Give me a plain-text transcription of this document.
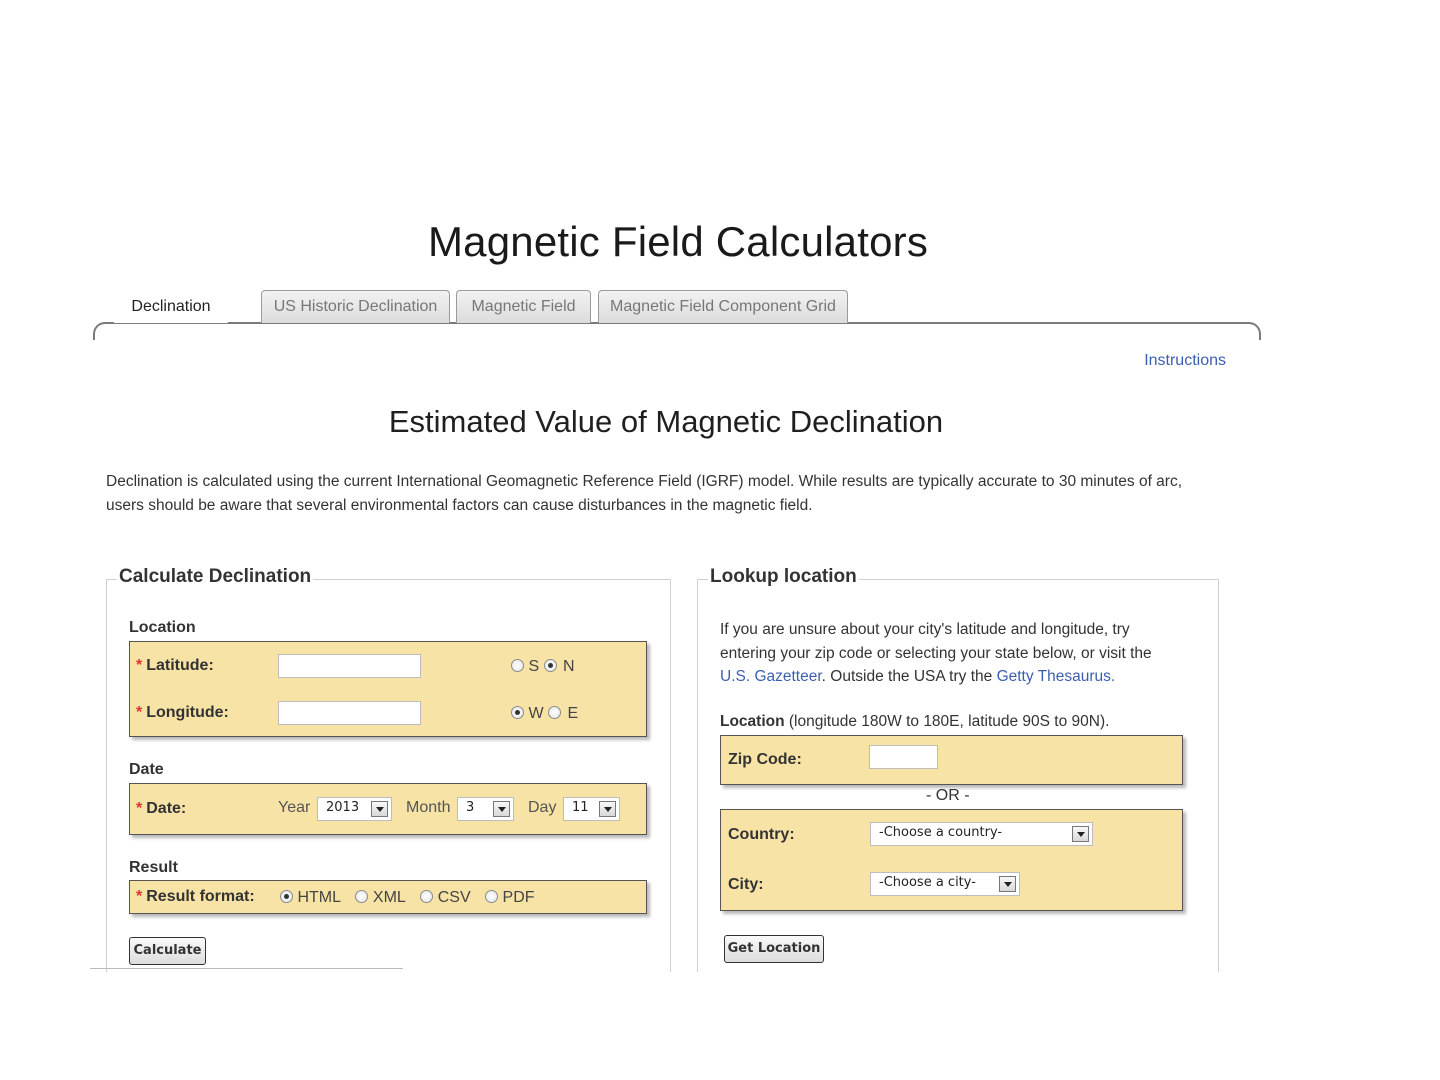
Magnetic Field Calculators
Declination	US Historic Declination	Magnetic Field	Magnetic Field Component Grid
Instructions
Estimated Value of Magnetic Declination
Declination is calculated using the current International Geomagnetic Reference Field (IGRF) model. While results are typically accurate to 30 minutes of arc,
users should be aware that several environmental factors can cause disturbances in the magnetic field.
Calculate Declination
Location
* Latitude:	S N
* Longitude:	W E
Date
* Date:	Year 2013	Month 3	Day 11
Result
* Result format:	HTML XML CSV PDF
Calculate
Lookup location
If you are unsure about your city's latitude and longitude, try
entering your zip code or selecting your state below, or visit the
U.S. Gazetteer. Outside the USA try the Getty Thesaurus.
Location (longitude 180W to 180E, latitude 90S to 90N).
Zip Code:
- OR -
Country:	-Choose a country-
City:	-Choose a city-
Get Location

■ ■ ■ ■ ■

» WHAT YOU ARE ASKED TO DO:
Every record above should be written out again without change, except that the pictures are left out.

» WRITTEN SOLUTION:
Give me a plain-text transcription of this document.
Magnetic Field Calculators
Declination	US Historic Declination	Magnetic Field	Magnetic Field Component Grid
Instructions
Estimated Value of Magnetic Declination
Declination is calculated using the current International Geomagnetic Reference Field (IGRF) model. While results are typically accurate to 30 minutes of arc,
users should be aware that several environmental factors can cause disturbances in the magnetic field.
Calculate Declination
Location
* Latitude:	S N
* Longitude:	W E
Date
* Date:	Year 2013	Month 3	Day 11
Result
* Result format:	HTML XML CSV PDF
Calculate
Lookup location
If you are unsure about your city's latitude and longitude, try
entering your zip code or selecting your state below, or visit the
U.S. Gazetteer. Outside the USA try the Getty Thesaurus.
Location (longitude 180W to 180E, latitude 90S to 90N).
Zip Code:
- OR -
Country:	-Choose a country-
City:	-Choose a city-
Get Location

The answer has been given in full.